## start Recorded information

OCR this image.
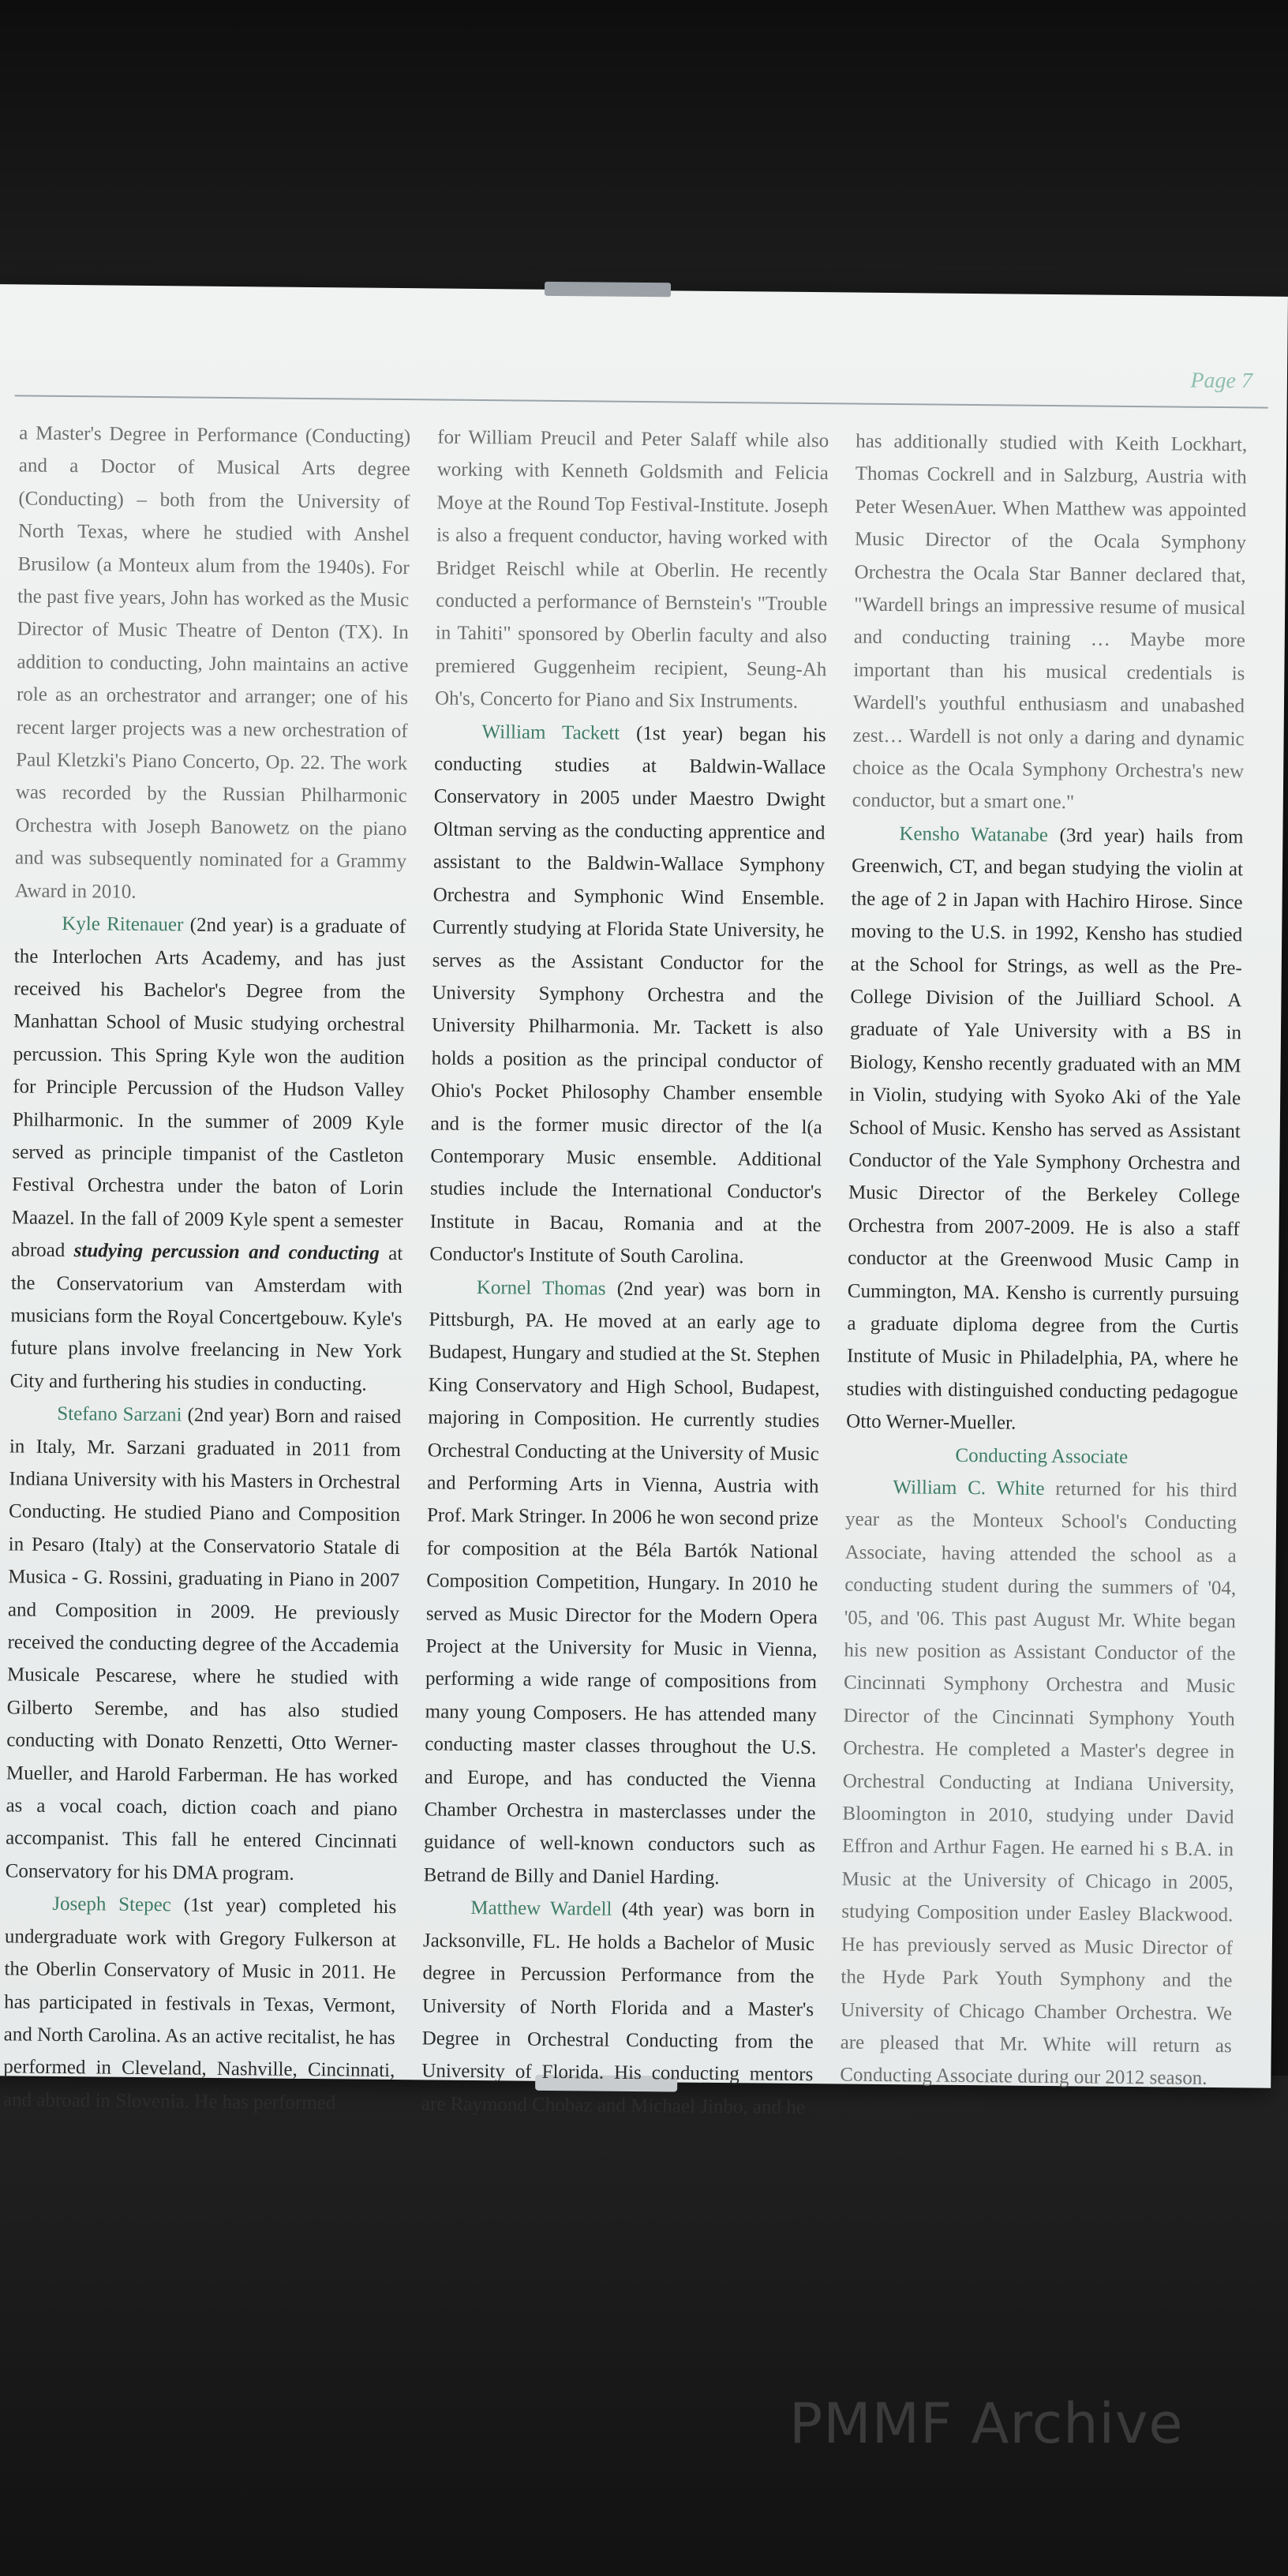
Page 7

a Master's Degree in Performance (Conducting) and a Doctor of Musical Arts degree (Conducting) – both from the University of North Texas, where he studied with Anshel Brusilow (a Monteux alum from the 1940s). For the past five years, John has worked as the Music Director of Music Theatre of Denton (TX). In addition to conducting, John maintains an active role as an orchestrator and arranger; one of his recent larger projects was a new orchestration of Paul Kletzki's Piano Concerto, Op. 22. The work was recorded by the Russian Philharmonic Orchestra with Joseph Banowetz on the piano and was subsequently nominated for a Grammy Award in 2010.

Kyle Ritenauer (2nd year) is a graduate of the Interlochen Arts Academy, and has just received his Bachelor's Degree from the Manhattan School of Music studying orchestral percussion. This Spring Kyle won the audition for Principle Percussion of the Hudson Valley Philharmonic. In the summer of 2009 Kyle served as principle timpanist of the Castleton Festival Orchestra under the baton of Lorin Maazel. In the fall of 2009 Kyle spent a semester abroad studying percussion and conducting at the Conservatorium van Amsterdam with musicians form the Royal Concertgebouw. Kyle's future plans involve freelancing in New York City and furthering his studies in conducting.

Stefano Sarzani (2nd year) Born and raised in Italy, Mr. Sarzani graduated in 2011 from Indiana University with his Masters in Orchestral Conducting. He studied Piano and Composition in Pesaro (Italy) at the Conservatorio Statale di Musica - G. Rossini, graduating in Piano in 2007 and Composition in 2009. He previously received the conducting degree of the Accademia Musicale Pescarese, where he studied with Gilberto Serembe, and has also studied conducting with Donato Renzetti, Otto Werner-Mueller, and Harold Farberman. He has worked as a vocal coach, diction coach and piano accompanist. This fall he entered Cincinnati Conservatory for his DMA program.

Joseph Stepec (1st year) completed his undergraduate work with Gregory Fulkerson at the Oberlin Conservatory of Music in 2011. He has participated in festivals in Texas, Vermont, and North Carolina. As an active recitalist, he has performed in Cleveland, Nashville, Cincinnati, and abroad in Slovenia. He has performed

for William Preucil and Peter Salaff while also working with Kenneth Goldsmith and Felicia Moye at the Round Top Festival-Institute. Joseph is also a frequent conductor, having worked with Bridget Reischl while at Oberlin. He recently conducted a performance of Bernstein's "Trouble in Tahiti" sponsored by Oberlin faculty and also premiered Guggenheim recipient, Seung-Ah Oh's, Concerto for Piano and Six Instruments.

William Tackett (1st year) began his conducting studies at Baldwin-Wallace Conservatory in 2005 under Maestro Dwight Oltman serving as the conducting apprentice and assistant to the Baldwin-Wallace Symphony Orchestra and Symphonic Wind Ensemble. Currently studying at Florida State University, he serves as the Assistant Conductor for the University Symphony Orchestra and the University Philharmonia. Mr. Tackett is also holds a position as the principal conductor of Ohio's Pocket Philosophy Chamber ensemble and is the former music director of the l(a Contemporary Music ensemble. Additional studies include the International Conductor's Institute in Bacau, Romania and at the Conductor's Institute of South Carolina.

Kornel Thomas (2nd year) was born in Pittsburgh, PA. He moved at an early age to Budapest, Hungary and studied at the St. Stephen King Conservatory and High School, Budapest, majoring in Composition. He currently studies Orchestral Conducting at the University of Music and Performing Arts in Vienna, Austria with Prof. Mark Stringer. In 2006 he won second prize for composition at the Béla Bartók National Composition Competition, Hungary. In 2010 he served as Music Director for the Modern Opera Project at the University for Music in Vienna, performing a wide range of compositions from many young Composers. He has attended many conducting master classes throughout the U.S. and Europe, and has conducted the Vienna Chamber Orchestra in masterclasses under the guidance of well-known conductors such as Betrand de Billy and Daniel Harding.

Matthew Wardell (4th year) was born in Jacksonville, FL. He holds a Bachelor of Music degree in Percussion Performance from the University of North Florida and a Master's Degree in Orchestral Conducting from the University of Florida. His conducting mentors are Raymond Chobaz and Michael Jinbo, and he

has additionally studied with Keith Lockhart, Thomas Cockrell and in Salzburg, Austria with Peter WesenAuer. When Matthew was appointed Music Director of the Ocala Symphony Orchestra the Ocala Star Banner declared that, "Wardell brings an impressive resume of musical and conducting training … Maybe more important than his musical credentials is Wardell's youthful enthusiasm and unabashed zest… Wardell is not only a daring and dynamic choice as the Ocala Symphony Orchestra's new conductor, but a smart one."

Kensho Watanabe (3rd year) hails from Greenwich, CT, and began studying the violin at the age of 2 in Japan with Hachiro Hirose. Since moving to the U.S. in 1992, Kensho has studied at the School for Strings, as well as the Pre-College Division of the Juilliard School. A graduate of Yale University with a BS in Biology, Kensho recently graduated with an MM in Violin, studying with Syoko Aki of the Yale School of Music. Kensho has served as Assistant Conductor of the Yale Symphony Orchestra and Music Director of the Berkeley College Orchestra from 2007-2009. He is also a staff conductor at the Greenwood Music Camp in Cummington, MA. Kensho is currently pursuing a graduate diploma degree from the Curtis Institute of Music in Philadelphia, PA, where he studies with distinguished conducting pedagogue Otto Werner-Mueller.

Conducting Associate

William C. White returned for his third year as the Monteux School's Conducting Associate, having attended the school as a conducting student during the summers of '04, '05, and '06. This past August Mr. White began his new position as Assistant Conductor of the Cincinnati Symphony Orchestra and Music Director of the Cincinnati Symphony Youth Orchestra. He completed a Master's degree in Orchestral Conducting at Indiana University, Bloomington in 2010, studying under David Effron and Arthur Fagen. He earned hi s B.A. in Music at the University of Chicago in 2005, studying Composition under Easley Blackwood. He has previously served as Music Director of the Hyde Park Youth Symphony and the University of Chicago Chamber Orchestra. We are pleased that Mr. White will return as Conducting Associate during our 2012 season.

PMMF Archive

## end Recorded information

Reproduce each record from above exactly; pictures do not belong in the copy.

OCR this image.
Page 7

a Master's Degree in Performance (Conducting) and a Doctor of Musical Arts degree (Conducting) – both from the University of North Texas, where he studied with Anshel Brusilow (a Monteux alum from the 1940s). For the past five years, John has worked as the Music Director of Music Theatre of Denton (TX). In addition to conducting, John maintains an active role as an orchestrator and arranger; one of his recent larger projects was a new orchestration of Paul Kletzki's Piano Concerto, Op. 22. The work was recorded by the Russian Philharmonic Orchestra with Joseph Banowetz on the piano and was subsequently nominated for a Grammy Award in 2010.

Kyle Ritenauer (2nd year) is a graduate of the Interlochen Arts Academy, and has just received his Bachelor's Degree from the Manhattan School of Music studying orchestral percussion. This Spring Kyle won the audition for Principle Percussion of the Hudson Valley Philharmonic. In the summer of 2009 Kyle served as principle timpanist of the Castleton Festival Orchestra under the baton of Lorin Maazel. In the fall of 2009 Kyle spent a semester abroad studying percussion and conducting at the Conservatorium van Amsterdam with musicians form the Royal Concertgebouw. Kyle's future plans involve freelancing in New York City and furthering his studies in conducting.

Stefano Sarzani (2nd year) Born and raised in Italy, Mr. Sarzani graduated in 2011 from Indiana University with his Masters in Orchestral Conducting. He studied Piano and Composition in Pesaro (Italy) at the Conservatorio Statale di Musica - G. Rossini, graduating in Piano in 2007 and Composition in 2009. He previously received the conducting degree of the Accademia Musicale Pescarese, where he studied with Gilberto Serembe, and has also studied conducting with Donato Renzetti, Otto Werner-Mueller, and Harold Farberman. He has worked as a vocal coach, diction coach and piano accompanist. This fall he entered Cincinnati Conservatory for his DMA program.

Joseph Stepec (1st year) completed his undergraduate work with Gregory Fulkerson at the Oberlin Conservatory of Music in 2011. He has participated in festivals in Texas, Vermont, and North Carolina. As an active recitalist, he has performed in Cleveland, Nashville, Cincinnati, and abroad in Slovenia. He has performed

for William Preucil and Peter Salaff while also working with Kenneth Goldsmith and Felicia Moye at the Round Top Festival-Institute. Joseph is also a frequent conductor, having worked with Bridget Reischl while at Oberlin. He recently conducted a performance of Bernstein's "Trouble in Tahiti" sponsored by Oberlin faculty and also premiered Guggenheim recipient, Seung-Ah Oh's, Concerto for Piano and Six Instruments.

William Tackett (1st year) began his conducting studies at Baldwin-Wallace Conservatory in 2005 under Maestro Dwight Oltman serving as the conducting apprentice and assistant to the Baldwin-Wallace Symphony Orchestra and Symphonic Wind Ensemble. Currently studying at Florida State University, he serves as the Assistant Conductor for the University Symphony Orchestra and the University Philharmonia. Mr. Tackett is also holds a position as the principal conductor of Ohio's Pocket Philosophy Chamber ensemble and is the former music director of the l(a Contemporary Music ensemble. Additional studies include the International Conductor's Institute in Bacau, Romania and at the Conductor's Institute of South Carolina.

Kornel Thomas (2nd year) was born in Pittsburgh, PA. He moved at an early age to Budapest, Hungary and studied at the St. Stephen King Conservatory and High School, Budapest, majoring in Composition. He currently studies Orchestral Conducting at the University of Music and Performing Arts in Vienna, Austria with Prof. Mark Stringer. In 2006 he won second prize for composition at the Béla Bartók National Composition Competition, Hungary. In 2010 he served as Music Director for the Modern Opera Project at the University for Music in Vienna, performing a wide range of compositions from many young Composers. He has attended many conducting master classes throughout the U.S. and Europe, and has conducted the Vienna Chamber Orchestra in masterclasses under the guidance of well-known conductors such as Betrand de Billy and Daniel Harding.

Matthew Wardell (4th year) was born in Jacksonville, FL. He holds a Bachelor of Music degree in Percussion Performance from the University of North Florida and a Master's Degree in Orchestral Conducting from the University of Florida. His conducting mentors are Raymond Chobaz and Michael Jinbo, and he

has additionally studied with Keith Lockhart, Thomas Cockrell and in Salzburg, Austria with Peter WesenAuer. When Matthew was appointed Music Director of the Ocala Symphony Orchestra the Ocala Star Banner declared that, "Wardell brings an impressive resume of musical and conducting training … Maybe more important than his musical credentials is Wardell's youthful enthusiasm and unabashed zest… Wardell is not only a daring and dynamic choice as the Ocala Symphony Orchestra's new conductor, but a smart one."

Kensho Watanabe (3rd year) hails from Greenwich, CT, and began studying the violin at the age of 2 in Japan with Hachiro Hirose. Since moving to the U.S. in 1992, Kensho has studied at the School for Strings, as well as the Pre-College Division of the Juilliard School. A graduate of Yale University with a BS in Biology, Kensho recently graduated with an MM in Violin, studying with Syoko Aki of the Yale School of Music. Kensho has served as Assistant Conductor of the Yale Symphony Orchestra and Music Director of the Berkeley College Orchestra from 2007-2009. He is also a staff conductor at the Greenwood Music Camp in Cummington, MA. Kensho is currently pursuing a graduate diploma degree from the Curtis Institute of Music in Philadelphia, PA, where he studies with distinguished conducting pedagogue Otto Werner-Mueller.

Conducting Associate

William C. White returned for his third year as the Monteux School's Conducting Associate, having attended the school as a conducting student during the summers of '04, '05, and '06. This past August Mr. White began his new position as Assistant Conductor of the Cincinnati Symphony Orchestra and Music Director of the Cincinnati Symphony Youth Orchestra. He completed a Master's degree in Orchestral Conducting at Indiana University, Bloomington in 2010, studying under David Effron and Arthur Fagen. He earned hi s B.A. in Music at the University of Chicago in 2005, studying Composition under Easley Blackwood. He has previously served as Music Director of the Hyde Park Youth Symphony and the University of Chicago Chamber Orchestra. We are pleased that Mr. White will return as Conducting Associate during our 2012 season.

PMMF Archive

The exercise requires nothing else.